# Records from a data collection
________________________________________

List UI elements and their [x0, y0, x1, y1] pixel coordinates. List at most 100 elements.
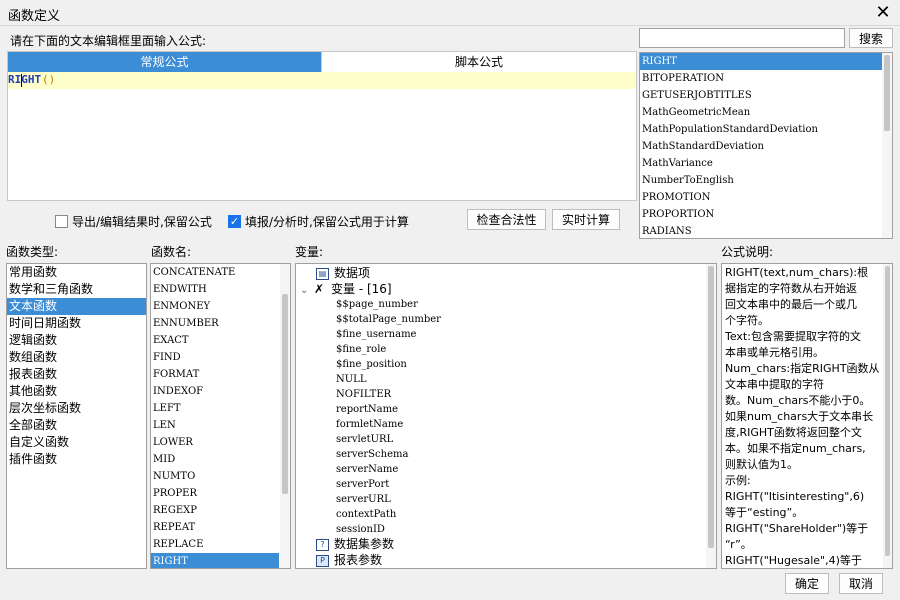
function-name-item[interactable]: PROPER [151, 485, 279, 502]
function-name-item[interactable]: REPLACE [151, 536, 279, 553]
function-type-item[interactable]: 文本函数 [7, 298, 146, 315]
tree-item-variables[interactable]: ⌄ ✗ 变量 - [16] [300, 282, 392, 297]
tree-item-report-params[interactable]: P 报表参数 [316, 553, 382, 568]
function-name-item[interactable]: EXACT [151, 332, 279, 349]
check-validity-button[interactable]: 检查合法性 [467, 209, 546, 230]
description-scrollbar[interactable] [883, 264, 892, 568]
function-type-item[interactable]: 层次坐标函数 [7, 400, 146, 417]
variable-item[interactable]: serverSchema [336, 447, 408, 462]
variable-item[interactable]: formletName [336, 417, 403, 432]
tree-item-data-items[interactable]: ▤ 数据项 [316, 266, 370, 281]
variable-item[interactable]: $fine_role [336, 342, 386, 357]
variable-item[interactable]: $fine_position [336, 357, 407, 372]
function-name-item[interactable]: ENMONEY [151, 298, 279, 315]
search-result-item[interactable]: MathGeometricMean [640, 104, 892, 121]
tab-script-formula[interactable]: 脚本公式 [321, 52, 636, 72]
function-type-item[interactable]: 数学和三角函数 [7, 281, 146, 298]
description-line: 文本串中提取的字符 [725, 378, 824, 391]
description-line: RIGHT(text,num_chars):根 [725, 266, 869, 279]
function-name-item[interactable]: ENNUMBER [151, 315, 279, 332]
fill-keep-formula-label: 填报/分析时,保留公式用于计算 [245, 215, 409, 229]
export-keep-formula-checkbox[interactable] [55, 215, 68, 228]
search-result-item[interactable]: PROMOTION [640, 189, 892, 206]
search-result-item[interactable]: RIGHT [640, 53, 892, 70]
function-name-item[interactable]: REGEXP [151, 502, 279, 519]
variable-item[interactable]: $$totalPage_number [336, 312, 441, 327]
variable-item[interactable]: serverPort [336, 477, 389, 492]
variable-item[interactable]: $fine_username [336, 327, 416, 342]
report-param-icon: P [316, 554, 329, 567]
fill-keep-formula-checkbox[interactable]: ✓ [228, 215, 241, 228]
search-input[interactable] [639, 28, 845, 48]
function-name-item[interactable]: CONCATENATE [151, 264, 279, 281]
function-type-item[interactable]: 自定义函数 [7, 434, 146, 451]
description-line: RIGHT("Itisinteresting",6) [725, 490, 865, 503]
search-button[interactable]: 搜索 [849, 28, 893, 48]
function-name-scroll-thumb[interactable] [282, 294, 288, 494]
function-name-item[interactable]: INDEXOF [151, 383, 279, 400]
cancel-button[interactable]: 取消 [839, 573, 883, 594]
variable-item[interactable]: NULL [336, 372, 366, 387]
variable-item[interactable]: serverName [336, 462, 398, 477]
variable-item[interactable]: reportName [336, 402, 398, 417]
variables-scrollbar[interactable] [706, 264, 716, 568]
function-type-list[interactable]: 常用函数 数学和三角函数 文本函数 时间日期函数 逻辑函数 数组函数 报表函数 其他函数 层次坐… [6, 263, 147, 569]
function-name-item[interactable]: NUMTO [151, 468, 279, 485]
function-type-item[interactable]: 其他函数 [7, 383, 146, 400]
description-line: 示例: [725, 474, 751, 487]
function-type-item[interactable]: 逻辑函数 [7, 332, 146, 349]
function-name-item[interactable]: MID [151, 451, 279, 468]
search-result-item[interactable]: BITOPERATION [640, 70, 892, 87]
function-name-scrollbar[interactable] [280, 264, 290, 568]
function-name-item[interactable]: FORMAT [151, 366, 279, 383]
variable-item[interactable]: serverURL [336, 492, 391, 507]
function-type-item[interactable]: 全部函数 [7, 417, 146, 434]
realtime-calc-button[interactable]: 实时计算 [552, 209, 620, 230]
function-name-item[interactable]: FIND [151, 349, 279, 366]
formula-editor-line[interactable]: RIGHT () [8, 72, 636, 89]
function-type-item[interactable]: 常用函数 [7, 264, 146, 281]
search-result-item[interactable]: MathPopulationStandardDeviation [640, 121, 892, 138]
function-name-item[interactable]: RIGHT [151, 553, 279, 568]
search-result-item[interactable]: RADIANS [640, 223, 892, 238]
function-name-list[interactable]: CONCATENATE ENDWITH ENMONEY ENNUMBER EXACT FI… [150, 263, 291, 569]
function-type-item[interactable]: 数组函数 [7, 349, 146, 366]
function-type-item[interactable]: 插件函数 [7, 451, 146, 468]
tab-normal-formula[interactable]: 常规公式 [8, 52, 321, 72]
function-name-item[interactable]: LEN [151, 417, 279, 434]
variable-item[interactable]: sessionID [336, 522, 385, 537]
export-keep-formula-label: 导出/编辑结果时,保留公式 [72, 215, 212, 229]
function-type-item[interactable]: 报表函数 [7, 366, 146, 383]
variable-item[interactable]: servletURL [336, 432, 393, 447]
formula-function-name: RIGHT [8, 73, 42, 86]
tree-item-dataset-params[interactable]: ? 数据集参数 [316, 537, 394, 552]
variable-item[interactable]: $$page_number [336, 297, 418, 312]
function-name-item[interactable]: LEFT [151, 400, 279, 417]
function-name-item[interactable]: REPEAT [151, 519, 279, 536]
ok-button[interactable]: 确定 [785, 573, 829, 594]
search-result-item[interactable]: NumberToEnglish [640, 172, 892, 189]
search-result-item[interactable]: MathVariance [640, 155, 892, 172]
search-result-item[interactable]: MathStandardDeviation [640, 138, 892, 155]
variable-item[interactable]: NOFILTER [336, 387, 391, 402]
close-icon[interactable]: ✕ [872, 2, 894, 24]
function-name-item[interactable]: LOWER [151, 434, 279, 451]
description-line: 个字符。 [725, 314, 769, 327]
description-line: Text:包含需要提取字符的文 [725, 330, 861, 343]
function-type-label: 函数类型: [6, 245, 59, 259]
function-name-item[interactable]: ENDWITH [151, 281, 279, 298]
dataset-param-icon: ? [316, 538, 329, 551]
description-scroll-thumb[interactable] [885, 266, 890, 556]
search-result-item[interactable]: GETUSERJOBTITLES [640, 87, 892, 104]
variable-item[interactable]: contextPath [336, 507, 396, 522]
chevron-down-icon[interactable]: ⌄ [300, 283, 314, 298]
description-line: RIGHT("Hugesale",4)等于 [725, 554, 862, 567]
search-results-scrollbar[interactable] [882, 53, 892, 238]
variables-scroll-thumb[interactable] [708, 266, 714, 548]
function-type-item[interactable]: 时间日期函数 [7, 315, 146, 332]
search-result-item[interactable]: PROPORTION [640, 206, 892, 223]
search-results-scroll-thumb[interactable] [884, 55, 890, 131]
search-results-list[interactable]: RIGHT BITOPERATION GETUSERJOBTITLES MathGeo… [639, 52, 893, 239]
variables-tree[interactable]: ▤ 数据项 ⌄ ✗ 变量 - [16] $$page_number $$totalPag… [295, 263, 717, 569]
window-title: 函数定义 [8, 9, 61, 24]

________________________________________

# SHORT PROBLEM
Please lay out every line of the entries above as a Markdown table with the columns Row and Entry line, skipping blank lines. Leave the pictures out.

# RESULT
| Row | Entry line |
|---|---|
| 1 | List UI elements and their [x0, y0, x1, y1] pixel coordinates. List at most 100 elements. |
| 2 | function-name-item[interactable]: PROPER [151, 485, 279, 502] |
| 3 | function-name-item[interactable]: REPLACE [151, 536, 279, 553] |
| 4 | function-type-item[interactable]: 文本函数 [7, 298, 146, 315] |
| 5 | tree-item-variables[interactable]: ⌄ ✗ 变量 - [16] [300, 282, 392, 297] |
| 6 | tree-item-report-params[interactable]: P 报表参数 [316, 553, 382, 568] |
| 7 | function-name-item[interactable]: EXACT [151, 332, 279, 349] |
| 8 | check-validity-button[interactable]: 检查合法性 [467, 209, 546, 230] |
| 9 | description-scrollbar[interactable] [883, 264, 892, 568] |
| 10 | function-type-item[interactable]: 层次坐标函数 [7, 400, 146, 417] |
| 11 | variable-item[interactable]: serverSchema [336, 447, 408, 462] |
| 12 | variable-item[interactable]: formletName [336, 417, 403, 432] |
| 13 | tree-item-data-items[interactable]: ▤ 数据项 [316, 266, 370, 281] |
| 14 | variable-item[interactable]: $fine_role [336, 342, 386, 357] |
| 15 | variable-item[interactable]: $fine_position [336, 357, 407, 372] |
| 16 | function-name-item[interactable]: ENMONEY [151, 298, 279, 315] |
| 17 | search-result-item[interactable]: MathGeometricMean [640, 104, 892, 121] |
| 18 | tab-script-formula[interactable]: 脚本公式 [321, 52, 636, 72] |
| 19 | function-type-item[interactable]: 数学和三角函数 [7, 281, 146, 298] |
| 20 | description-line: 文本串中提取的字符 [725, 378, 824, 391] |
| 21 | description-line: RIGHT(text,num_chars):根 [725, 266, 869, 279] |
| 22 | function-name-item[interactable]: ENNUMBER [151, 315, 279, 332] |
| 23 | fill-keep-formula-label: 填报/分析时,保留公式用于计算 [245, 215, 409, 229] |
| 24 | export-keep-formula-checkbox[interactable] [55, 215, 68, 228] |
| 25 | search-result-item[interactable]: PROMOTION [640, 189, 892, 206] |
| 26 | search-result-item[interactable]: RIGHT [640, 53, 892, 70] |
| 27 | function-name-item[interactable]: REGEXP [151, 502, 279, 519] |
| 28 | variable-item[interactable]: $$totalPage_number [336, 312, 441, 327] |
| 29 | variable-item[interactable]: serverPort [336, 477, 389, 492] |
| 30 | variable-item[interactable]: $fine_username [336, 327, 416, 342] |
| 31 | report-param-icon: P [316, 554, 329, 567] |
| 32 | fill-keep-formula-checkbox[interactable]: ✓ [228, 215, 241, 228] |
| 33 | search-input[interactable] [639, 28, 845, 48] |
| 34 | function-name-item[interactable]: CONCATENATE [151, 264, 279, 281] |
| 35 | function-type-item[interactable]: 自定义函数 [7, 434, 146, 451] |
| 36 | description-line: RIGHT("Itisinteresting",6) [725, 490, 865, 503] |
| 37 | search-button[interactable]: 搜索 [849, 28, 893, 48] |
| 38 | function-name-scroll-thumb[interactable] [282, 294, 288, 494] |
| 39 | function-name-item[interactable]: INDEXOF [151, 383, 279, 400] |
| 40 | cancel-button[interactable]: 取消 [839, 573, 883, 594] |
| 41 | variable-item[interactable]: NULL [336, 372, 366, 387] |
| 42 | variable-item[interactable]: serverName [336, 462, 398, 477] |
| 43 | variable-item[interactable]: reportName [336, 402, 398, 417] |
| 44 | variables-scrollbar[interactable] [706, 264, 716, 568] |
| 45 | function-type-list[interactable]: 常用函数 数学和三角函数 文本函数 时间日期函数 逻辑函数 数组函数 报表函数 其他函数 层次坐… [6, 263, 147, 569] |
| 46 | function-name-item[interactable]: NUMTO [151, 468, 279, 485] |
| 47 | function-type-item[interactable]: 其他函数 [7, 383, 146, 400] |
| 48 | description-line: 示例: [725, 474, 751, 487] |
| 49 | function-type-item[interactable]: 逻辑函数 [7, 332, 146, 349] |
| 50 | function-name-item[interactable]: MID [151, 451, 279, 468] |
| 51 | search-result-item[interactable]: BITOPERATION [640, 70, 892, 87] |
| 52 | function-name-scrollbar[interactable] [280, 264, 290, 568] |
| 53 | function-name-item[interactable]: FORMAT [151, 366, 279, 383] |
| 54 | variable-item[interactable]: serverURL [336, 492, 391, 507] |
| 55 | function-type-item[interactable]: 全部函数 [7, 417, 146, 434] |
| 56 | realtime-calc-button[interactable]: 实时计算 [552, 209, 620, 230] |
| 57 | function-name-item[interactable]: FIND [151, 349, 279, 366] |
| 58 | formula-editor-line[interactable]: RIGHT () [8, 72, 636, 89] |
| 59 | function-type-item[interactable]: 常用函数 [7, 264, 146, 281] |
| 60 | search-result-item[interactable]: MathPopulationStandardDeviation [640, 121, 892, 138] |
| 61 | function-name-item[interactable]: RIGHT [151, 553, 279, 568] |
| 62 | search-result-item[interactable]: RADIANS [640, 223, 892, 238] |
| 63 | function-name-list[interactable]: CONCATENATE ENDWITH ENMONEY ENNUMBER EXACT FI… [150, 263, 291, 569] |
| 64 | function-type-item[interactable]: 数组函数 [7, 349, 146, 366] |
| 65 | function-type-item[interactable]: 插件函数 [7, 451, 146, 468] |
| 66 | tab-normal-formula[interactable]: 常规公式 [8, 52, 321, 72] |
| 67 | function-name-item[interactable]: LEN [151, 417, 279, 434] |
| 68 | variable-item[interactable]: sessionID [336, 522, 385, 537] |
| 69 | export-keep-formula-label: 导出/编辑结果时,保留公式 [72, 215, 212, 229] |
| 70 | function-type-item[interactable]: 报表函数 [7, 366, 146, 383] |
| 71 | variable-item[interactable]: servletURL [336, 432, 393, 447] |
| 72 | formula-function-name: RIGHT [8, 73, 42, 86] |
| 73 | tree-item-dataset-params[interactable]: ? 数据集参数 [316, 537, 394, 552] |
| 74 | variable-item[interactable]: $$page_number [336, 297, 418, 312] |
| 75 | function-name-item[interactable]: LEFT [151, 400, 279, 417] |
| 76 | function-name-item[interactable]: REPEAT [151, 519, 279, 536] |
| 77 | ok-button[interactable]: 确定 [785, 573, 829, 594] |
| 78 | search-result-item[interactable]: NumberToEnglish [640, 172, 892, 189] |
| 79 | search-result-item[interactable]: MathVariance [640, 155, 892, 172] |
| 80 | search-result-item[interactable]: MathStandardDeviation [640, 138, 892, 155] |
| 81 | variable-item[interactable]: NOFILTER [336, 387, 391, 402] |
| 82 | close-icon[interactable]: ✕ [872, 2, 894, 24] |
| 83 | function-name-item[interactable]: LOWER [151, 434, 279, 451] |
| 84 | description-line: 个字符。 [725, 314, 769, 327] |
| 85 | description-line: Text:包含需要提取字符的文 [725, 330, 861, 343] |
| 86 | function-type-label: 函数类型: [6, 245, 59, 259] |
| 87 | function-name-item[interactable]: ENDWITH [151, 281, 279, 298] |
| 88 | dataset-param-icon: ? [316, 538, 329, 551] |
| 89 | description-scroll-thumb[interactable] [885, 266, 890, 556] |
| 90 | search-result-item[interactable]: GETUSERJOBTITLES [640, 87, 892, 104] |
| 91 | variable-item[interactable]: contextPath [336, 507, 396, 522] |
| 92 | chevron-down-icon[interactable]: ⌄ [300, 283, 314, 298] |
| 93 | description-line: RIGHT("Hugesale",4)等于 [725, 554, 862, 567] |
| 94 | search-results-scrollbar[interactable] [882, 53, 892, 238] |
| 95 | variables-scroll-thumb[interactable] [708, 266, 714, 548] |
| 96 | function-type-item[interactable]: 时间日期函数 [7, 315, 146, 332] |
| 97 | search-result-item[interactable]: PROPORTION [640, 206, 892, 223] |
| 98 | search-results-scroll-thumb[interactable] [884, 55, 890, 131] |
| 99 | search-results-list[interactable]: RIGHT BITOPERATION GETUSERJOBTITLES MathGeo… [639, 52, 893, 239] |
| 100 | variables-tree[interactable]: ▤ 数据项 ⌄ ✗ 变量 - [16] $$page_number $$totalPag… [295, 263, 717, 569] |
| 101 | window-title: 函数定义 [8, 9, 61, 24] |